━━━━━ DATA PROVIDED

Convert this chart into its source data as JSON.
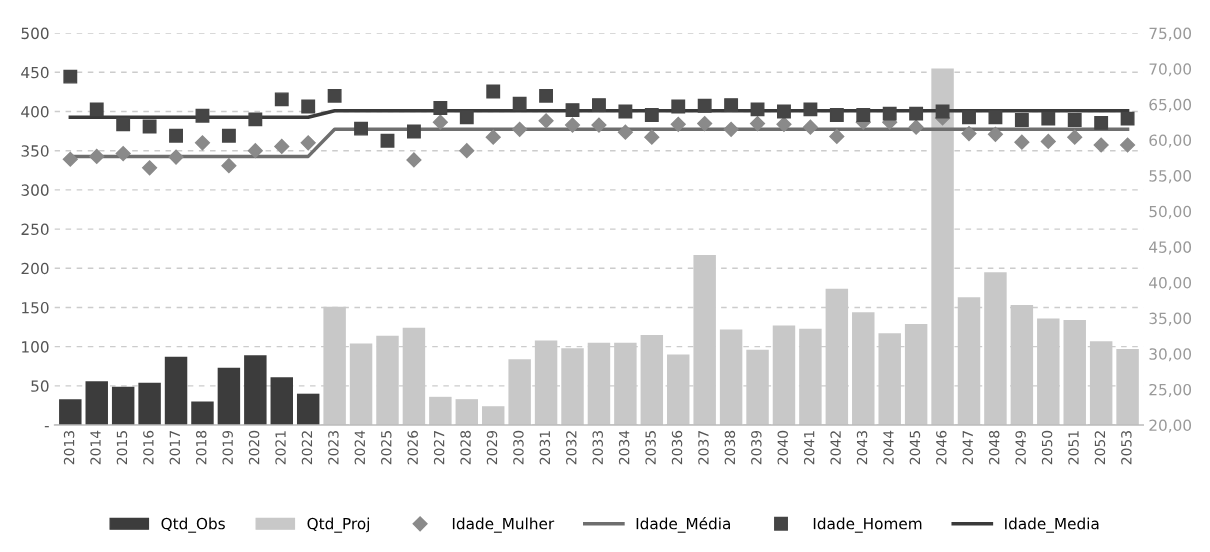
{
  "chart_data": {
    "type": "bar",
    "categories": [
      "2013",
      "2014",
      "2015",
      "2016",
      "2017",
      "2018",
      "2019",
      "2020",
      "2021",
      "2022",
      "2023",
      "2024",
      "2025",
      "2026",
      "2027",
      "2028",
      "2029",
      "2030",
      "2031",
      "2032",
      "2033",
      "2034",
      "2035",
      "2036",
      "2037",
      "2038",
      "2039",
      "2040",
      "2041",
      "2042",
      "2043",
      "2044",
      "2045",
      "2046",
      "2047",
      "2048",
      "2049",
      "2050",
      "2051",
      "2052",
      "2053"
    ],
    "series": [
      {
        "name": "Qtd_Obs",
        "color": "#3c3c3c",
        "values": [
          33,
          56,
          49,
          54,
          87,
          30,
          73,
          89,
          61,
          40,
          null,
          null,
          null,
          null,
          null,
          null,
          null,
          null,
          null,
          null,
          null,
          null,
          null,
          null,
          null,
          null,
          null,
          null,
          null,
          null,
          null,
          null,
          null,
          null,
          null,
          null,
          null,
          null,
          null,
          null,
          null
        ]
      },
      {
        "name": "Qtd_Proj",
        "color": "#c8c8c8",
        "values": [
          null,
          null,
          null,
          null,
          null,
          null,
          null,
          null,
          null,
          null,
          151,
          104,
          114,
          124,
          36,
          33,
          24,
          84,
          108,
          98,
          105,
          105,
          115,
          90,
          217,
          122,
          96,
          127,
          123,
          174,
          144,
          117,
          129,
          455,
          163,
          195,
          153,
          136,
          134,
          107,
          97
        ]
      },
      {
        "name": "Idade_Mulher",
        "type": "scatter",
        "axis": "y2",
        "marker": "diamond",
        "color": "#8a8a8a",
        "values": [
          57.3,
          57.7,
          58.1,
          56.1,
          57.6,
          59.6,
          56.4,
          58.5,
          59.1,
          59.6,
          null,
          null,
          null,
          57.2,
          62.5,
          58.5,
          60.4,
          61.5,
          62.7,
          62.1,
          62.1,
          61.1,
          60.4,
          62.2,
          62.3,
          61.5,
          62.3,
          62.2,
          61.8,
          60.5,
          62.5,
          62.5,
          61.8,
          63.1,
          60.9,
          60.8,
          59.7,
          59.8,
          60.4,
          59.3,
          59.3
        ]
      },
      {
        "name": "Idade_Média",
        "type": "line",
        "axis": "y2",
        "color": "#6e6e6e",
        "values": [
          57.7,
          57.7,
          57.7,
          57.7,
          57.7,
          57.7,
          57.7,
          57.7,
          57.7,
          57.7,
          61.5,
          61.5,
          61.5,
          61.5,
          61.5,
          61.5,
          61.5,
          61.5,
          61.5,
          61.5,
          61.5,
          61.5,
          61.5,
          61.5,
          61.5,
          61.5,
          61.5,
          61.5,
          61.5,
          61.5,
          61.5,
          61.5,
          61.5,
          61.5,
          61.5,
          61.5,
          61.5,
          61.5,
          61.5,
          61.5,
          61.5
        ]
      },
      {
        "name": "Idade_Homem",
        "type": "scatter",
        "axis": "y2",
        "marker": "square",
        "color": "#454545",
        "values": [
          68.9,
          64.3,
          62.2,
          61.9,
          60.6,
          63.4,
          60.6,
          62.9,
          65.7,
          64.7,
          66.2,
          61.6,
          59.9,
          61.2,
          64.5,
          63.2,
          66.8,
          65.1,
          66.2,
          64.2,
          64.9,
          64.0,
          63.5,
          64.7,
          64.8,
          64.9,
          64.3,
          64.0,
          64.3,
          63.5,
          63.5,
          63.7,
          63.7,
          64.0,
          63.2,
          63.2,
          62.8,
          63.0,
          62.8,
          62.4,
          63.0
        ]
      },
      {
        "name": "Idade_Media",
        "type": "line",
        "axis": "y2",
        "color": "#3a3a3a",
        "values": [
          63.2,
          63.2,
          63.2,
          63.2,
          63.2,
          63.2,
          63.2,
          63.2,
          63.2,
          63.2,
          64.1,
          64.1,
          64.1,
          64.1,
          64.1,
          64.1,
          64.1,
          64.1,
          64.1,
          64.1,
          64.1,
          64.1,
          64.1,
          64.1,
          64.1,
          64.1,
          64.1,
          64.1,
          64.1,
          64.1,
          64.1,
          64.1,
          64.1,
          64.1,
          64.1,
          64.1,
          64.1,
          64.1,
          64.1,
          64.1,
          64.1
        ]
      }
    ],
    "ylim": [
      0,
      500
    ],
    "yticks": [
      {
        "value": 0,
        "label": "-"
      },
      50,
      100,
      150,
      200,
      250,
      300,
      350,
      400,
      450,
      500
    ],
    "y2lim": [
      20,
      75
    ],
    "y2ticks": [
      {
        "value": 20,
        "label": "20,00"
      },
      {
        "value": 25,
        "label": "25,00"
      },
      {
        "value": 30,
        "label": "30,00"
      },
      {
        "value": 35,
        "label": "35,00"
      },
      {
        "value": 40,
        "label": "40,00"
      },
      {
        "value": 45,
        "label": "45,00"
      },
      {
        "value": 50,
        "label": "50,00"
      },
      {
        "value": 55,
        "label": "55,00"
      },
      {
        "value": 60,
        "label": "60,00"
      },
      {
        "value": 65,
        "label": "65,00"
      },
      {
        "value": 70,
        "label": "70,00"
      },
      {
        "value": 75,
        "label": "75,00"
      }
    ],
    "grid": "y",
    "legend": "bottom"
  }
}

━━━━━━━━━━

**PROBLEM TO WORK ON:**
From start to finish, output the listing exactly, but omit its pictures.

**ANSWER TO THIS PROBLEM:**
Convert this chart into its source data as JSON.
{
  "chart_data": {
    "type": "bar",
    "categories": [
      "2013",
      "2014",
      "2015",
      "2016",
      "2017",
      "2018",
      "2019",
      "2020",
      "2021",
      "2022",
      "2023",
      "2024",
      "2025",
      "2026",
      "2027",
      "2028",
      "2029",
      "2030",
      "2031",
      "2032",
      "2033",
      "2034",
      "2035",
      "2036",
      "2037",
      "2038",
      "2039",
      "2040",
      "2041",
      "2042",
      "2043",
      "2044",
      "2045",
      "2046",
      "2047",
      "2048",
      "2049",
      "2050",
      "2051",
      "2052",
      "2053"
    ],
    "series": [
      {
        "name": "Qtd_Obs",
        "color": "#3c3c3c",
        "values": [
          33,
          56,
          49,
          54,
          87,
          30,
          73,
          89,
          61,
          40,
          null,
          null,
          null,
          null,
          null,
          null,
          null,
          null,
          null,
          null,
          null,
          null,
          null,
          null,
          null,
          null,
          null,
          null,
          null,
          null,
          null,
          null,
          null,
          null,
          null,
          null,
          null,
          null,
          null,
          null,
          null
        ]
      },
      {
        "name": "Qtd_Proj",
        "color": "#c8c8c8",
        "values": [
          null,
          null,
          null,
          null,
          null,
          null,
          null,
          null,
          null,
          null,
          151,
          104,
          114,
          124,
          36,
          33,
          24,
          84,
          108,
          98,
          105,
          105,
          115,
          90,
          217,
          122,
          96,
          127,
          123,
          174,
          144,
          117,
          129,
          455,
          163,
          195,
          153,
          136,
          134,
          107,
          97
        ]
      },
      {
        "name": "Idade_Mulher",
        "type": "scatter",
        "axis": "y2",
        "marker": "diamond",
        "color": "#8a8a8a",
        "values": [
          57.3,
          57.7,
          58.1,
          56.1,
          57.6,
          59.6,
          56.4,
          58.5,
          59.1,
          59.6,
          null,
          null,
          null,
          57.2,
          62.5,
          58.5,
          60.4,
          61.5,
          62.7,
          62.1,
          62.1,
          61.1,
          60.4,
          62.2,
          62.3,
          61.5,
          62.3,
          62.2,
          61.8,
          60.5,
          62.5,
          62.5,
          61.8,
          63.1,
          60.9,
          60.8,
          59.7,
          59.8,
          60.4,
          59.3,
          59.3
        ]
      },
      {
        "name": "Idade_Média",
        "type": "line",
        "axis": "y2",
        "color": "#6e6e6e",
        "values": [
          57.7,
          57.7,
          57.7,
          57.7,
          57.7,
          57.7,
          57.7,
          57.7,
          57.7,
          57.7,
          61.5,
          61.5,
          61.5,
          61.5,
          61.5,
          61.5,
          61.5,
          61.5,
          61.5,
          61.5,
          61.5,
          61.5,
          61.5,
          61.5,
          61.5,
          61.5,
          61.5,
          61.5,
          61.5,
          61.5,
          61.5,
          61.5,
          61.5,
          61.5,
          61.5,
          61.5,
          61.5,
          61.5,
          61.5,
          61.5,
          61.5
        ]
      },
      {
        "name": "Idade_Homem",
        "type": "scatter",
        "axis": "y2",
        "marker": "square",
        "color": "#454545",
        "values": [
          68.9,
          64.3,
          62.2,
          61.9,
          60.6,
          63.4,
          60.6,
          62.9,
          65.7,
          64.7,
          66.2,
          61.6,
          59.9,
          61.2,
          64.5,
          63.2,
          66.8,
          65.1,
          66.2,
          64.2,
          64.9,
          64.0,
          63.5,
          64.7,
          64.8,
          64.9,
          64.3,
          64.0,
          64.3,
          63.5,
          63.5,
          63.7,
          63.7,
          64.0,
          63.2,
          63.2,
          62.8,
          63.0,
          62.8,
          62.4,
          63.0
        ]
      },
      {
        "name": "Idade_Media",
        "type": "line",
        "axis": "y2",
        "color": "#3a3a3a",
        "values": [
          63.2,
          63.2,
          63.2,
          63.2,
          63.2,
          63.2,
          63.2,
          63.2,
          63.2,
          63.2,
          64.1,
          64.1,
          64.1,
          64.1,
          64.1,
          64.1,
          64.1,
          64.1,
          64.1,
          64.1,
          64.1,
          64.1,
          64.1,
          64.1,
          64.1,
          64.1,
          64.1,
          64.1,
          64.1,
          64.1,
          64.1,
          64.1,
          64.1,
          64.1,
          64.1,
          64.1,
          64.1,
          64.1,
          64.1,
          64.1,
          64.1
        ]
      }
    ],
    "ylim": [
      0,
      500
    ],
    "yticks": [
      {
        "value": 0,
        "label": "-"
      },
      50,
      100,
      150,
      200,
      250,
      300,
      350,
      400,
      450,
      500
    ],
    "y2lim": [
      20,
      75
    ],
    "y2ticks": [
      {
        "value": 20,
        "label": "20,00"
      },
      {
        "value": 25,
        "label": "25,00"
      },
      {
        "value": 30,
        "label": "30,00"
      },
      {
        "value": 35,
        "label": "35,00"
      },
      {
        "value": 40,
        "label": "40,00"
      },
      {
        "value": 45,
        "label": "45,00"
      },
      {
        "value": 50,
        "label": "50,00"
      },
      {
        "value": 55,
        "label": "55,00"
      },
      {
        "value": 60,
        "label": "60,00"
      },
      {
        "value": 65,
        "label": "65,00"
      },
      {
        "value": 70,
        "label": "70,00"
      },
      {
        "value": 75,
        "label": "75,00"
      }
    ],
    "grid": "y",
    "legend": "bottom"
  }
}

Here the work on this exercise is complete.